#### What this task involves:
Take the entries below and print all of them exactly, please.

Data entries:
──────────────────────────────

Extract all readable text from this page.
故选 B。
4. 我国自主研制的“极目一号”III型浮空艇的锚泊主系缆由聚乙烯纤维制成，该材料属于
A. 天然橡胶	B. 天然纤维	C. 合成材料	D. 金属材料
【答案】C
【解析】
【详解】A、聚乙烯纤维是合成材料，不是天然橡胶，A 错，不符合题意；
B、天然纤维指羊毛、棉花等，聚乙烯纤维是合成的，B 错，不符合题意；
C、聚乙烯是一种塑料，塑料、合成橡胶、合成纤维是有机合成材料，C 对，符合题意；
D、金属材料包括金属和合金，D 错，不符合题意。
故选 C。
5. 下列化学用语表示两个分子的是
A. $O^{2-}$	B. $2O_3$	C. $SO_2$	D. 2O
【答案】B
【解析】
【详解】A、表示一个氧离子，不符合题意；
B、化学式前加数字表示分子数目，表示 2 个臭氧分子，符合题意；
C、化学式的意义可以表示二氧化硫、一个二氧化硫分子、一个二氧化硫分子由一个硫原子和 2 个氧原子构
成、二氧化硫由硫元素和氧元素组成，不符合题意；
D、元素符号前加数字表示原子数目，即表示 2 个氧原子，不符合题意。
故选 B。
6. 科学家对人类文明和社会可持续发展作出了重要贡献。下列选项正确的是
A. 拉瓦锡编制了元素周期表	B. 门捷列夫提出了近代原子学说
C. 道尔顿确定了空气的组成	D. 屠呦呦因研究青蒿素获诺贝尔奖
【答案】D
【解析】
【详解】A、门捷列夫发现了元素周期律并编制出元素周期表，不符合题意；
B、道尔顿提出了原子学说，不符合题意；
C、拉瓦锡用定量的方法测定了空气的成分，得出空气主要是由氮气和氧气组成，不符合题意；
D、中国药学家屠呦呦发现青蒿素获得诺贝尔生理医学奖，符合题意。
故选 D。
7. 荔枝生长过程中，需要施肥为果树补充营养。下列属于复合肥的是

──────────────────────────────

#### Response to the exercise:
Extract all readable text from this page.
故选 B。
4. 我国自主研制的“极目一号”III型浮空艇的锚泊主系缆由聚乙烯纤维制成，该材料属于
A. 天然橡胶	B. 天然纤维	C. 合成材料	D. 金属材料
【答案】C
【解析】
【详解】A、聚乙烯纤维是合成材料，不是天然橡胶，A 错，不符合题意；
B、天然纤维指羊毛、棉花等，聚乙烯纤维是合成的，B 错，不符合题意；
C、聚乙烯是一种塑料，塑料、合成橡胶、合成纤维是有机合成材料，C 对，符合题意；
D、金属材料包括金属和合金，D 错，不符合题意。
故选 C。
5. 下列化学用语表示两个分子的是
A. $O^{2-}$	B. $2O_3$	C. $SO_2$	D. 2O
【答案】B
【解析】
【详解】A、表示一个氧离子，不符合题意；
B、化学式前加数字表示分子数目，表示 2 个臭氧分子，符合题意；
C、化学式的意义可以表示二氧化硫、一个二氧化硫分子、一个二氧化硫分子由一个硫原子和 2 个氧原子构
成、二氧化硫由硫元素和氧元素组成，不符合题意；
D、元素符号前加数字表示原子数目，即表示 2 个氧原子，不符合题意。
故选 B。
6. 科学家对人类文明和社会可持续发展作出了重要贡献。下列选项正确的是
A. 拉瓦锡编制了元素周期表	B. 门捷列夫提出了近代原子学说
C. 道尔顿确定了空气的组成	D. 屠呦呦因研究青蒿素获诺贝尔奖
【答案】D
【解析】
【详解】A、门捷列夫发现了元素周期律并编制出元素周期表，不符合题意；
B、道尔顿提出了原子学说，不符合题意；
C、拉瓦锡用定量的方法测定了空气的成分，得出空气主要是由氮气和氧气组成，不符合题意；
D、中国药学家屠呦呦发现青蒿素获得诺贝尔生理医学奖，符合题意。
故选 D。
7. 荔枝生长过程中，需要施肥为果树补充营养。下列属于复合肥的是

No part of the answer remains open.